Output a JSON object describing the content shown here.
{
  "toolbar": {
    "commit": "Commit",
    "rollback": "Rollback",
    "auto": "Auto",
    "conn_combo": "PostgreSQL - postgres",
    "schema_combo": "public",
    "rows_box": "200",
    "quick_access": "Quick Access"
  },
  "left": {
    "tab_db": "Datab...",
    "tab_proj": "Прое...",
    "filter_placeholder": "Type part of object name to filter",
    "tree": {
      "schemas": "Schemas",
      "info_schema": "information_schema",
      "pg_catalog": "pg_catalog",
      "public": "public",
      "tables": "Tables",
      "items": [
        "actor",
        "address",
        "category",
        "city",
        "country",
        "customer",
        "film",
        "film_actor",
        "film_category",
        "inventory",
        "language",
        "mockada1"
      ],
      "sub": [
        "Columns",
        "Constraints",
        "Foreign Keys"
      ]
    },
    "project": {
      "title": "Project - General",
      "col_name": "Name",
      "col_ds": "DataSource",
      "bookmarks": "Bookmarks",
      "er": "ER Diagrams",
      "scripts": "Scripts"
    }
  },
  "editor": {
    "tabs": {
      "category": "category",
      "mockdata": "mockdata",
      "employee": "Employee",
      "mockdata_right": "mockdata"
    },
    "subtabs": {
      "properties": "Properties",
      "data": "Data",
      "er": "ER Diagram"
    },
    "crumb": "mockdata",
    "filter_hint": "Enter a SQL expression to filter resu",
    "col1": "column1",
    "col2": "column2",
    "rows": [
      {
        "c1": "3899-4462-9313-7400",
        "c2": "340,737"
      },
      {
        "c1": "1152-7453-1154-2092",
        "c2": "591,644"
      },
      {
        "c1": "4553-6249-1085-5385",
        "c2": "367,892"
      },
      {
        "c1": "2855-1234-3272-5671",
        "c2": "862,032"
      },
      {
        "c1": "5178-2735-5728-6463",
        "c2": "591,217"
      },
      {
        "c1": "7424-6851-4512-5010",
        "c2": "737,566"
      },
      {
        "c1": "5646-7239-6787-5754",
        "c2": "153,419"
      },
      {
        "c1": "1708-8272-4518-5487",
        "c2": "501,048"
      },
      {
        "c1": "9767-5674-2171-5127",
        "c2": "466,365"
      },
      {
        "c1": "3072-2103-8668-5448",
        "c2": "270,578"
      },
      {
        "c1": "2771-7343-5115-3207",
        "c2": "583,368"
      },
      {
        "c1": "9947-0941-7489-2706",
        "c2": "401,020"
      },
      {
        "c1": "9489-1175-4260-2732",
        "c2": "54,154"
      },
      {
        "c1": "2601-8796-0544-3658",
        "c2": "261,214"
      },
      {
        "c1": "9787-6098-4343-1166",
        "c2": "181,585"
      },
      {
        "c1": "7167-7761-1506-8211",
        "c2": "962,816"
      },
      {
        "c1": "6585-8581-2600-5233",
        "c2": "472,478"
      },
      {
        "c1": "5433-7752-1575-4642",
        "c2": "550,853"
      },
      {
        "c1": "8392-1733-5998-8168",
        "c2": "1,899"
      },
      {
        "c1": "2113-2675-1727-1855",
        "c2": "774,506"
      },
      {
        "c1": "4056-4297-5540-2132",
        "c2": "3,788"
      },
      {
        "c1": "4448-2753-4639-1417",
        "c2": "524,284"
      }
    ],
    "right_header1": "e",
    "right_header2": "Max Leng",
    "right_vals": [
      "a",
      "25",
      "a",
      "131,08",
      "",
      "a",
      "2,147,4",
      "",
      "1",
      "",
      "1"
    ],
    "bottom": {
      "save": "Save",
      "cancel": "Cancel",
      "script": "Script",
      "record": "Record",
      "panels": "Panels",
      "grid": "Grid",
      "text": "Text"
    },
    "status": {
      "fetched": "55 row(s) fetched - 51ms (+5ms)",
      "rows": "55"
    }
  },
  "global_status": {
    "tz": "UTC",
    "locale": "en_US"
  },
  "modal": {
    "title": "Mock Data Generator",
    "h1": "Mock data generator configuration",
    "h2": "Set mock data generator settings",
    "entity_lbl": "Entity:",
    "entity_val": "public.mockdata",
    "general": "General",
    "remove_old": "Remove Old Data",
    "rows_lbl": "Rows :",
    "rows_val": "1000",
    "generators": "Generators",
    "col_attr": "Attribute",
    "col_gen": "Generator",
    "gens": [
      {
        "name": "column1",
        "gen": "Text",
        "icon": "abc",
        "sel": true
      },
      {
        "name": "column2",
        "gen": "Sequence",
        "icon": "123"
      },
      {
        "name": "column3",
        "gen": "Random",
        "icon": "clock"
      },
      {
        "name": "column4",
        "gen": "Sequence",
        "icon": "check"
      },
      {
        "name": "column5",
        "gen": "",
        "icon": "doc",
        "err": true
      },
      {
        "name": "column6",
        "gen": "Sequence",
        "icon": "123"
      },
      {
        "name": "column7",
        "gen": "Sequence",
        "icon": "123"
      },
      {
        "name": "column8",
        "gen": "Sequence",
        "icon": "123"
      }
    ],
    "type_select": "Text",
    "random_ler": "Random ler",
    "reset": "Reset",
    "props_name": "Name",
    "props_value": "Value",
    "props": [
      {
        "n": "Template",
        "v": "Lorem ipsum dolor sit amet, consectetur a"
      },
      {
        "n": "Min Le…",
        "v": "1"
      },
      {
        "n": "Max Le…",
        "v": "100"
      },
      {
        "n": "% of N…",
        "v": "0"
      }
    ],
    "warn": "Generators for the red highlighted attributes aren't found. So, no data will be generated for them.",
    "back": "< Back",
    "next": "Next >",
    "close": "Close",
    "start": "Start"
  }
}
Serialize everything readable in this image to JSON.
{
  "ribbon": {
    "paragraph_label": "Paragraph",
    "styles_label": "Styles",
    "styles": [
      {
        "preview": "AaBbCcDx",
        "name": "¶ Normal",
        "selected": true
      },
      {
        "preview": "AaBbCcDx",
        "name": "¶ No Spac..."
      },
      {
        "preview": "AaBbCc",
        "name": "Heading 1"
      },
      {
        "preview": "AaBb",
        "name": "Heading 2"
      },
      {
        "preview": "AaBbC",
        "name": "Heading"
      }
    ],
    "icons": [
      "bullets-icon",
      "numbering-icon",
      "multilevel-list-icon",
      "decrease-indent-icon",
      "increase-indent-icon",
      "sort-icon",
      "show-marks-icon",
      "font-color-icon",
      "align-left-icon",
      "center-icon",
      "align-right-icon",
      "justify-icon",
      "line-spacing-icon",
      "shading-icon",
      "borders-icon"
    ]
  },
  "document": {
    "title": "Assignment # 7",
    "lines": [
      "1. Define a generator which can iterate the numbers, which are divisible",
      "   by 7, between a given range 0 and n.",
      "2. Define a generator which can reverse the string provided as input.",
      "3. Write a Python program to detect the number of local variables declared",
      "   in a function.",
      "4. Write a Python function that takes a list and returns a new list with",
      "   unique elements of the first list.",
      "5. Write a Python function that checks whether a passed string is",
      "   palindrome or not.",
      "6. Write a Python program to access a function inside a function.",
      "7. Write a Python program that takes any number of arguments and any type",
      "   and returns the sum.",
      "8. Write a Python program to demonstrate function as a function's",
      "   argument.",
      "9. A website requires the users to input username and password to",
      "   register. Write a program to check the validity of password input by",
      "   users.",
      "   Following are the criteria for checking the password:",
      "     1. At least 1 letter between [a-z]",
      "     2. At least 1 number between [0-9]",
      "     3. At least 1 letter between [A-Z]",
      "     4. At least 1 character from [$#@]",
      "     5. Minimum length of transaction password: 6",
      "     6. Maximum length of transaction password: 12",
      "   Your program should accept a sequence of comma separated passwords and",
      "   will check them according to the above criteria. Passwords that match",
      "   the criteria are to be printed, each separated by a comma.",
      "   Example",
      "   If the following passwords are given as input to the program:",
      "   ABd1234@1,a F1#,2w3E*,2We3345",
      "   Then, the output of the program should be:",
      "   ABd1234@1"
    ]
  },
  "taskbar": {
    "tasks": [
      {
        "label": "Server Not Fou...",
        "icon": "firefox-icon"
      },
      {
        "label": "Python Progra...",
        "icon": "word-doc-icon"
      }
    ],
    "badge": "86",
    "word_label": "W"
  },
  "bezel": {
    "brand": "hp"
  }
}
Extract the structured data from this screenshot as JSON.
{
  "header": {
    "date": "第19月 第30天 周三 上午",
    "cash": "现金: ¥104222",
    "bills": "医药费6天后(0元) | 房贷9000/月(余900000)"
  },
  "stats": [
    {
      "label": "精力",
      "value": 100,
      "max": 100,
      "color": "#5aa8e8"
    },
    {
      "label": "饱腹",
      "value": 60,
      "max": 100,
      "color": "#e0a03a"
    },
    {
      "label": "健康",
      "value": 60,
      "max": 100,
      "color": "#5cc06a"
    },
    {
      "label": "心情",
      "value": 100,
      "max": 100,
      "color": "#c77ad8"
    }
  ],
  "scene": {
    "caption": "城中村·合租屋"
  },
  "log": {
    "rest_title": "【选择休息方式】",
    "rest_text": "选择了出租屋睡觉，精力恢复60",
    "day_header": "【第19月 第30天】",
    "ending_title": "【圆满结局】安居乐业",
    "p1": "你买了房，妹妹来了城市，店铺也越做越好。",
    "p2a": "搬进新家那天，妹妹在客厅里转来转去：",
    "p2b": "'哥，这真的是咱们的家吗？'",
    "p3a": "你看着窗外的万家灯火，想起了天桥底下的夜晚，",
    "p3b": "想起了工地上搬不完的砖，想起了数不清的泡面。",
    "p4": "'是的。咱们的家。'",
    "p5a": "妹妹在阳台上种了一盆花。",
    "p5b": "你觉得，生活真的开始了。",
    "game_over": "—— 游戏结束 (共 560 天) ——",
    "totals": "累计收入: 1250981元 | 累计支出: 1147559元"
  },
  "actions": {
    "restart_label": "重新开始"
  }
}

■ ■ ■ ■ ■

### WHAT YOU SHOULD DO
How many of the lines above include the word "length"? Respond with the number alone.

### SOLUTION
2